Your objective
Locate the string "sono" throughout the material and copy every line in which it occurs.

Records for processing
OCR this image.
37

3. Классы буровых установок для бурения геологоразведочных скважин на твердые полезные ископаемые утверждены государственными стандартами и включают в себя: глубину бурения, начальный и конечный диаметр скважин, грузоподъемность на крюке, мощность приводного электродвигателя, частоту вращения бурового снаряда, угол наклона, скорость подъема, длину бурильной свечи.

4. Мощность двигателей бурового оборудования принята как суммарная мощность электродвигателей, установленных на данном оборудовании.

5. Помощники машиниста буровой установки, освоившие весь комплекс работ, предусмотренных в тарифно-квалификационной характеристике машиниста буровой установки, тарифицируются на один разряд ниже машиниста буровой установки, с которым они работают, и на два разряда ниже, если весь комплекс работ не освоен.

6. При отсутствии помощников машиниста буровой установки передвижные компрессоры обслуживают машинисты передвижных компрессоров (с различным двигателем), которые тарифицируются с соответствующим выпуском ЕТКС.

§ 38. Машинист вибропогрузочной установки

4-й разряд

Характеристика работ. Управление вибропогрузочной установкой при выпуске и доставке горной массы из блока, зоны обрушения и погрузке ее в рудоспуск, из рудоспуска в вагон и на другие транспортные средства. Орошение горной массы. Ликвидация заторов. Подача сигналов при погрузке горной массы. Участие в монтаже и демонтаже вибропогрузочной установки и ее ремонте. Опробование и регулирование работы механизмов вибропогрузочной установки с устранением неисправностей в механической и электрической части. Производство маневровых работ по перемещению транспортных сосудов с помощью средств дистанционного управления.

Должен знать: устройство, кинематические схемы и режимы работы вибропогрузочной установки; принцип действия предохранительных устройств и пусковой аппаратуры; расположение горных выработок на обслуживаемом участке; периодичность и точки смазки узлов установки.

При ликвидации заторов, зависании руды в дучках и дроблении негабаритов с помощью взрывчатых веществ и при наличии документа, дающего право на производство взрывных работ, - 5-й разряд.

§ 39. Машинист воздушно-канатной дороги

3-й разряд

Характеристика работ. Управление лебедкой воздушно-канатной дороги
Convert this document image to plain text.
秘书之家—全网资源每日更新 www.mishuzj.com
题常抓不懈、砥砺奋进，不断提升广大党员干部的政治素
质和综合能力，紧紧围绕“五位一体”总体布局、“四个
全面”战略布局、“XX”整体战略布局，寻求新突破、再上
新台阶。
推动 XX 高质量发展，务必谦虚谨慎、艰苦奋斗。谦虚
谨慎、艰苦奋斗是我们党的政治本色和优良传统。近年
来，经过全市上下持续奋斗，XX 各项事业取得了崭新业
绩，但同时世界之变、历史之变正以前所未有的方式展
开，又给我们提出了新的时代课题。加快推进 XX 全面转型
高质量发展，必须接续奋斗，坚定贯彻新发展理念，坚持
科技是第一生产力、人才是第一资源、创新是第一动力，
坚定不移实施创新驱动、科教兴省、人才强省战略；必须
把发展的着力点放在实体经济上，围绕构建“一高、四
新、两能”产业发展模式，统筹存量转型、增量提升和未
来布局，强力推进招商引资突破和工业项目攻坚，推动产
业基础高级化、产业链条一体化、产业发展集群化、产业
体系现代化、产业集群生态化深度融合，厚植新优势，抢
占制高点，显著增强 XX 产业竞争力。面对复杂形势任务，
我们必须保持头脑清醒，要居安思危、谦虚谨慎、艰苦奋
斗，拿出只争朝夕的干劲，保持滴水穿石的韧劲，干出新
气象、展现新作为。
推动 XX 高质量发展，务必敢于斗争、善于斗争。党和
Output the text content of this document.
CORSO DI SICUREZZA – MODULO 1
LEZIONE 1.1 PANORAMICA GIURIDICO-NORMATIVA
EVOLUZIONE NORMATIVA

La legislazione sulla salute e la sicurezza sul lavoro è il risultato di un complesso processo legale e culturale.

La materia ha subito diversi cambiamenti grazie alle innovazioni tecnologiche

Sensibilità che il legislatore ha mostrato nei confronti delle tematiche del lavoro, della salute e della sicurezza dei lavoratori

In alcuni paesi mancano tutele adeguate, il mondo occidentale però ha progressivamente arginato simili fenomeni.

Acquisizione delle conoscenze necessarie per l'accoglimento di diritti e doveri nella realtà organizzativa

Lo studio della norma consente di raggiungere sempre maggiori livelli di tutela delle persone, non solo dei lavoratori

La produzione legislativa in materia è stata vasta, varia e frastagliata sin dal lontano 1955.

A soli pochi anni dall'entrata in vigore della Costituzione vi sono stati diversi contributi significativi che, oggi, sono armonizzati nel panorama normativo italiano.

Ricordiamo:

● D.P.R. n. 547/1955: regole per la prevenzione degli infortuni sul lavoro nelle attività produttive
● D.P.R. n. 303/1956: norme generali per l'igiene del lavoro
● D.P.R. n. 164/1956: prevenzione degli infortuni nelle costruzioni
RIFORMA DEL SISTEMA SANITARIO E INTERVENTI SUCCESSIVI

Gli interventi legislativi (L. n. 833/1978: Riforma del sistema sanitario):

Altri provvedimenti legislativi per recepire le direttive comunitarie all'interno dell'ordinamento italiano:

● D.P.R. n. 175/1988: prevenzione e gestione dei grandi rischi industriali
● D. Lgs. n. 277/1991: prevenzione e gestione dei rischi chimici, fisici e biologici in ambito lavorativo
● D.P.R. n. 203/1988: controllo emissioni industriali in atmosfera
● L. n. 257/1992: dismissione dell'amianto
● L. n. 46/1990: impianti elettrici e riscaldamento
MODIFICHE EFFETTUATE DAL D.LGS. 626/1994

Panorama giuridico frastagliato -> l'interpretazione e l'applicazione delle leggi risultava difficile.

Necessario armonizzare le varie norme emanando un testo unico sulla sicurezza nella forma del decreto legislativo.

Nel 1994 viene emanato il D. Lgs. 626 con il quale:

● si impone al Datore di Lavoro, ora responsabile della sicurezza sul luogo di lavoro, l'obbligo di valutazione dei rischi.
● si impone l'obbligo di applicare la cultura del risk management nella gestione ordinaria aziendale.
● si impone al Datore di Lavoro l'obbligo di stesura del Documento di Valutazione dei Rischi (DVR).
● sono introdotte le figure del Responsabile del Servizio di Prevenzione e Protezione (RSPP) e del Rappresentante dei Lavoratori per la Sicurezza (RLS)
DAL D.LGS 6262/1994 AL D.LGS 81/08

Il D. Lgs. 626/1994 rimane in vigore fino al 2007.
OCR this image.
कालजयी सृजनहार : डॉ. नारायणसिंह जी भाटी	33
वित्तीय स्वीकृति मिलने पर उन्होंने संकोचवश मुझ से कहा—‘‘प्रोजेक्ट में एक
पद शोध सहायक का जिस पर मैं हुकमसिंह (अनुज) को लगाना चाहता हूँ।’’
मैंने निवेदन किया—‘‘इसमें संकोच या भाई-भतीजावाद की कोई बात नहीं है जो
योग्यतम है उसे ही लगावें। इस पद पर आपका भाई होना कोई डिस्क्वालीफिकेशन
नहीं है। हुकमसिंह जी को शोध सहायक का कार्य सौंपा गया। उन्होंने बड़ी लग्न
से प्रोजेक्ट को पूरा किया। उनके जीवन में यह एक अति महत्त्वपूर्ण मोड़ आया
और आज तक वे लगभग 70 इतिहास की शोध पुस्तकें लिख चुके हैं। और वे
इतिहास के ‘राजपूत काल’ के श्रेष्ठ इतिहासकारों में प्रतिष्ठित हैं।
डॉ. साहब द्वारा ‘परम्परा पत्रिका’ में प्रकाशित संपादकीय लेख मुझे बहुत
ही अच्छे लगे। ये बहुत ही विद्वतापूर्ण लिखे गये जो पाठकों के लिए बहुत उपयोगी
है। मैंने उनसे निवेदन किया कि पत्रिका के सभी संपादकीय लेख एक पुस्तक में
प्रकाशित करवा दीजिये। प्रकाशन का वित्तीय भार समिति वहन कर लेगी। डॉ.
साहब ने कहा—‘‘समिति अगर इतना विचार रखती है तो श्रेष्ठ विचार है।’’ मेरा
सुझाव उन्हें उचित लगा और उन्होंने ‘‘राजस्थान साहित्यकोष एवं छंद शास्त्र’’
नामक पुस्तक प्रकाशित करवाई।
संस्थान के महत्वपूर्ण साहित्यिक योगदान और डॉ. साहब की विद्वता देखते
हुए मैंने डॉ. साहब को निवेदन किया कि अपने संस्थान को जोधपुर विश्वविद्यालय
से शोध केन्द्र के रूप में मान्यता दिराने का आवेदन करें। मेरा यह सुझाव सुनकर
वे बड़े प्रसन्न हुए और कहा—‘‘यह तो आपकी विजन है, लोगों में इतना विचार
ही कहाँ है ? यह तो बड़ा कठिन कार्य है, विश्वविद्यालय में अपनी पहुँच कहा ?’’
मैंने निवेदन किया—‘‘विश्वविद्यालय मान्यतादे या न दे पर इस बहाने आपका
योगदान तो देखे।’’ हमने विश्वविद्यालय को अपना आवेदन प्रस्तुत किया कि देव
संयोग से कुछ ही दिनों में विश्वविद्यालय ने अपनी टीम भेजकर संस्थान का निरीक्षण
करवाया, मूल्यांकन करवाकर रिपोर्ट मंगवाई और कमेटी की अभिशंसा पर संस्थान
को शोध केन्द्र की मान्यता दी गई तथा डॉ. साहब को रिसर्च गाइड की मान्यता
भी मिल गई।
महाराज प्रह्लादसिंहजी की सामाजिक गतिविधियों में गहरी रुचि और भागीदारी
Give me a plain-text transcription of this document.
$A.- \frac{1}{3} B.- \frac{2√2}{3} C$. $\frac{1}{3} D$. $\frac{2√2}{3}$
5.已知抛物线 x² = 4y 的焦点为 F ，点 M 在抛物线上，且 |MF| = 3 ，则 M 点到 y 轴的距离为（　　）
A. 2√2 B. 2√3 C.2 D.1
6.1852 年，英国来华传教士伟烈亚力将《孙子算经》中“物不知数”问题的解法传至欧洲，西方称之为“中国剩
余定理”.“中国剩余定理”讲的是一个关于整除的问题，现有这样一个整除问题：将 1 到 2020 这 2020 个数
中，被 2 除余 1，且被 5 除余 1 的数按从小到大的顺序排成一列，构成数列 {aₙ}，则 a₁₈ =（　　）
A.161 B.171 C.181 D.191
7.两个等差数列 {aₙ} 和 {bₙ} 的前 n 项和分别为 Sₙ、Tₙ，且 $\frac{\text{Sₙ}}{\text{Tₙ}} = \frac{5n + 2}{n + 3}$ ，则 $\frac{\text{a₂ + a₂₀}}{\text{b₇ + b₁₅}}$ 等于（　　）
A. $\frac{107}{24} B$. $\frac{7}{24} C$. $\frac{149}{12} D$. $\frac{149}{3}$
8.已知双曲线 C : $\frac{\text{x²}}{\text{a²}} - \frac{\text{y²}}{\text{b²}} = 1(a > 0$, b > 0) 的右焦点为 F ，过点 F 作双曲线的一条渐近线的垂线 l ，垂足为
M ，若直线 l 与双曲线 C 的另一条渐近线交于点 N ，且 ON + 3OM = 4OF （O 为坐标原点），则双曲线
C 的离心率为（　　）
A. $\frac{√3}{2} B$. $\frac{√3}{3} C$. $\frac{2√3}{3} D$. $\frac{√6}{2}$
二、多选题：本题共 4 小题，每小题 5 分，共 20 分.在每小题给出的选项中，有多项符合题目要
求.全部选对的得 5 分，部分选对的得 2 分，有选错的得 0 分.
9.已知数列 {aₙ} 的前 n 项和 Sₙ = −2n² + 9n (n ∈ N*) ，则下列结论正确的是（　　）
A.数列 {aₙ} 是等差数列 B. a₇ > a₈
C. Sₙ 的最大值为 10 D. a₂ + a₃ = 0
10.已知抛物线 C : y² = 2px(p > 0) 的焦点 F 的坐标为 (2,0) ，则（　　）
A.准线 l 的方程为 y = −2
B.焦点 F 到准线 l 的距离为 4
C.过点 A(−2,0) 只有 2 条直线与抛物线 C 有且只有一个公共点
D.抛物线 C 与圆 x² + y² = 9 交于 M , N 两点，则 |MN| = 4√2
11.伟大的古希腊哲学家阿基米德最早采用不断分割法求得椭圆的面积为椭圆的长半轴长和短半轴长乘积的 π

Exercise solution
A soli pochi anni dall'entrata in vigore della Costituzione vi sono stati diversi contributi significativi che, oggi, sono armonizzati nel panorama normativo italiano.
● sono introdotte le figure del Responsabile del Servizio di Prevenzione e Protezione (RSPP) e del Rappresentante dei Lavoratori per la Sicurezza (RLS)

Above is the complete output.